*WHAT YOU NEED TO DO*:
Report the count of lines that carry the string "your", and add nothing.
═════ RECORDED DATA
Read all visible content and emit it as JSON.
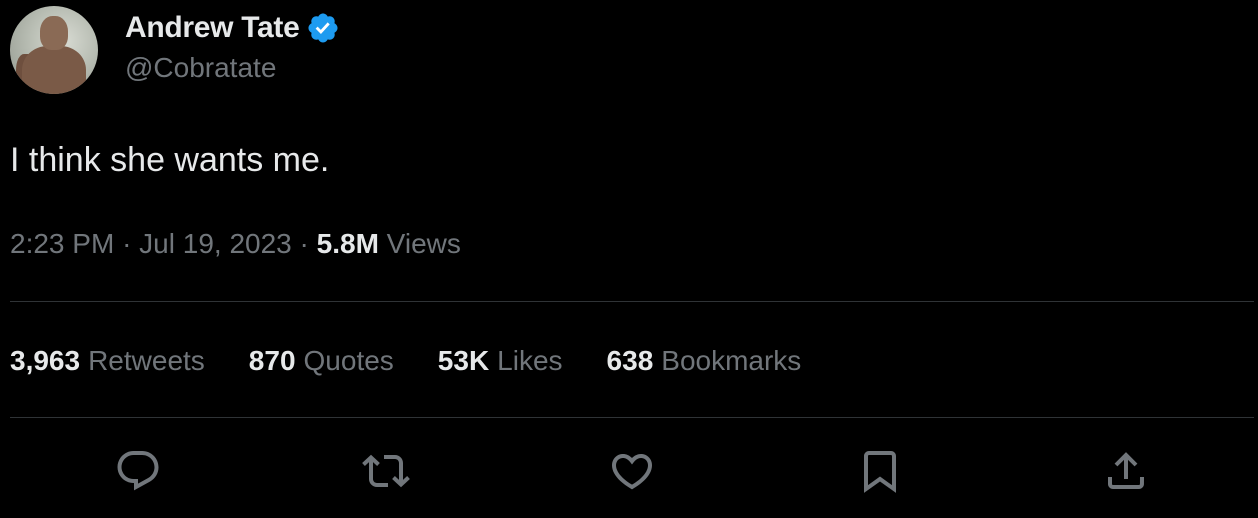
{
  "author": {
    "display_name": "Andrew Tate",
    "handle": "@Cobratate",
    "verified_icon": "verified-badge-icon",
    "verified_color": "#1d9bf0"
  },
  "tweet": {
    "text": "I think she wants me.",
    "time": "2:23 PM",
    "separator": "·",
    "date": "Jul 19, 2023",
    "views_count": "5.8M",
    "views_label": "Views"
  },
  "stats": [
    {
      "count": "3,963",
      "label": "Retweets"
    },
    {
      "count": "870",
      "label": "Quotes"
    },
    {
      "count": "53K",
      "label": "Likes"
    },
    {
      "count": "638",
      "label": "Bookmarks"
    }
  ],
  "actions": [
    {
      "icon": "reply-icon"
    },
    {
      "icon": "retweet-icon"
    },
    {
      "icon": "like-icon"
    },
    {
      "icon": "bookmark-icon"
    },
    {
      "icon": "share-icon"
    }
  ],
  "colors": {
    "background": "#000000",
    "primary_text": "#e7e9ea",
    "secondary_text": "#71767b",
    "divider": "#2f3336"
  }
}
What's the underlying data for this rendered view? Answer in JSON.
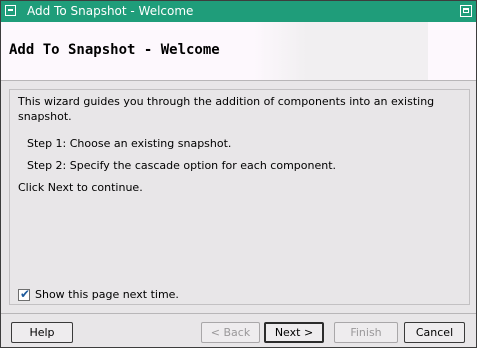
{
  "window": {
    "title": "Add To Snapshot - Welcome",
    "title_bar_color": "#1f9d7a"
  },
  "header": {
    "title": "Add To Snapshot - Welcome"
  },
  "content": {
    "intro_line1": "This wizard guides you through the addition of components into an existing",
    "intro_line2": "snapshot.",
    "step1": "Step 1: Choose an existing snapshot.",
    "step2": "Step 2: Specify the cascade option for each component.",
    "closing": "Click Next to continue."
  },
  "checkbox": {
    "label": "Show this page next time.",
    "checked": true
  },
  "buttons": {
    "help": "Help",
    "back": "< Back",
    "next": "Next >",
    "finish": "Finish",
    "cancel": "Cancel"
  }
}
══════════
═════ RECORDED DATA
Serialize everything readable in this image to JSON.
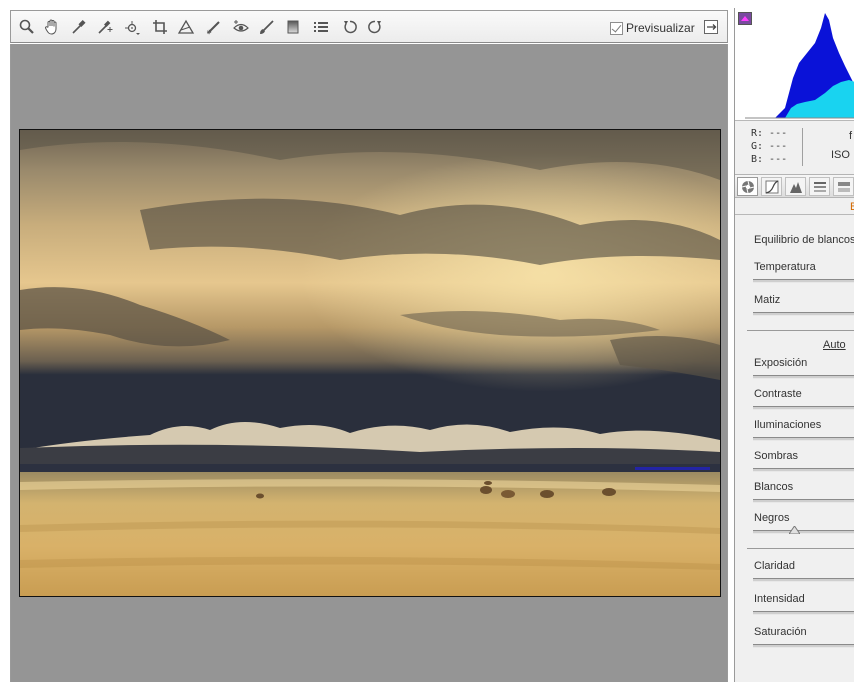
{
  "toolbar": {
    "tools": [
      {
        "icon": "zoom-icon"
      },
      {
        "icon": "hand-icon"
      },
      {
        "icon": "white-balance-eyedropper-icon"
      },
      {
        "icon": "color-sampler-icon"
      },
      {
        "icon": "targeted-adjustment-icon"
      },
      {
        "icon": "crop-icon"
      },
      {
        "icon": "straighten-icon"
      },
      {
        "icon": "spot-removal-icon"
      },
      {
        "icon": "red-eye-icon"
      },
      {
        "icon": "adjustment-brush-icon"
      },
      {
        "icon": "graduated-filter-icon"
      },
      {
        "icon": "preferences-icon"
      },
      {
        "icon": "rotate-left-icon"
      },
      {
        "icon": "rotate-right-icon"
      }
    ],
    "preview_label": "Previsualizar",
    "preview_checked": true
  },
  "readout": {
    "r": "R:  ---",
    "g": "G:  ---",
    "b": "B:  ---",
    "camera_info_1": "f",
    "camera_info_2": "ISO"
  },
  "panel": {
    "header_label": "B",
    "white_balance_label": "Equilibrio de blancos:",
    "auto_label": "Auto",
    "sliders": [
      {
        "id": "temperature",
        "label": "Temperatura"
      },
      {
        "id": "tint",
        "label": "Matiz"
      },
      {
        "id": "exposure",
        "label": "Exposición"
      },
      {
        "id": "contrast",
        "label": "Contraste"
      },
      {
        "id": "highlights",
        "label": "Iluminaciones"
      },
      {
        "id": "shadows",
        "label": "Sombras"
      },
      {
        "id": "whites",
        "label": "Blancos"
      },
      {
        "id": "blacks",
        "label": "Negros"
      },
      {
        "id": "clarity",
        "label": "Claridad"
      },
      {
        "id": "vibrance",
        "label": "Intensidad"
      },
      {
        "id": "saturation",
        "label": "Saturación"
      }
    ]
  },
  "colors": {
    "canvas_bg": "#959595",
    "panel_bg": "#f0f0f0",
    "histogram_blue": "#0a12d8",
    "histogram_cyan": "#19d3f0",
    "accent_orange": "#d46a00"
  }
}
══════════
═════ RECORDED DATA
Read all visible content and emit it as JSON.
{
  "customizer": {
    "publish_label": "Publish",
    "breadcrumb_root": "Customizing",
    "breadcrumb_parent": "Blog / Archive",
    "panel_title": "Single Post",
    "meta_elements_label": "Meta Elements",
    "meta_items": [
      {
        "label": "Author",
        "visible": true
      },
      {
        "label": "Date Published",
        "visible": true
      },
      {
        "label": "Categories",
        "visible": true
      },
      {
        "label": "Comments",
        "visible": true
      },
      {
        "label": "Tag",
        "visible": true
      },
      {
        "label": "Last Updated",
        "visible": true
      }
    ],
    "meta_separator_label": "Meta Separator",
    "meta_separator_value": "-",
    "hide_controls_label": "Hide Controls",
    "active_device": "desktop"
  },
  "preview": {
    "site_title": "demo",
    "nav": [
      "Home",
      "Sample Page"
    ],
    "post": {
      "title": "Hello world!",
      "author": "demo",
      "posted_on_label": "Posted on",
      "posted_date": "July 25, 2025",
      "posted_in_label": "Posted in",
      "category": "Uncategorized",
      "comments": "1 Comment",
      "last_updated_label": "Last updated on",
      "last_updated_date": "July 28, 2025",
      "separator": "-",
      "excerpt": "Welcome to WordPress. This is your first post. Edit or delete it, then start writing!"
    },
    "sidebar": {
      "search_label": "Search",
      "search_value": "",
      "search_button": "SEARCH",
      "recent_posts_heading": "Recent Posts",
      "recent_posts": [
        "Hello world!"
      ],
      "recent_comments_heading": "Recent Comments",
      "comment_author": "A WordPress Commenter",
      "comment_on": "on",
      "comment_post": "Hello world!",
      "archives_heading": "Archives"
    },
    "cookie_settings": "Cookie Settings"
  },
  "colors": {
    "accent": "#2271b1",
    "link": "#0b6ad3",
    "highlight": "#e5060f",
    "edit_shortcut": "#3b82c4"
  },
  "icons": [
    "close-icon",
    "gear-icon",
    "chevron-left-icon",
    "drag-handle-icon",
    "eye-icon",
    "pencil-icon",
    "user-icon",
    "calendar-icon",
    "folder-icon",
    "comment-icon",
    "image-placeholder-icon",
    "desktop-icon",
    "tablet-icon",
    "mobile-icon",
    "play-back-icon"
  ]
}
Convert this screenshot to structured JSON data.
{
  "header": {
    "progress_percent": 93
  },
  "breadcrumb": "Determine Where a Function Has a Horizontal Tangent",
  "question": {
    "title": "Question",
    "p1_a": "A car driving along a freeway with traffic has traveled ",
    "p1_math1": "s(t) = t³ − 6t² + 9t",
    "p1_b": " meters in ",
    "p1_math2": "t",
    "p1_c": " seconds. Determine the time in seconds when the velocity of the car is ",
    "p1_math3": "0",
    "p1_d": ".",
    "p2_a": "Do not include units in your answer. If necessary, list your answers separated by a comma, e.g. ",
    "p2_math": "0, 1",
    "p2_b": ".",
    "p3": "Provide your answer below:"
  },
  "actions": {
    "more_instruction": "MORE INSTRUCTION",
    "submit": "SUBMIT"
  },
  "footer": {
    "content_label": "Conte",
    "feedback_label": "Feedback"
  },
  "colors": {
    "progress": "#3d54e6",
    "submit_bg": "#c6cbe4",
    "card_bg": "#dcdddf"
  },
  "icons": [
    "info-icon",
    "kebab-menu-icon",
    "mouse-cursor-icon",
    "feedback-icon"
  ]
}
══════════
*FINISHED ANSWER*:
3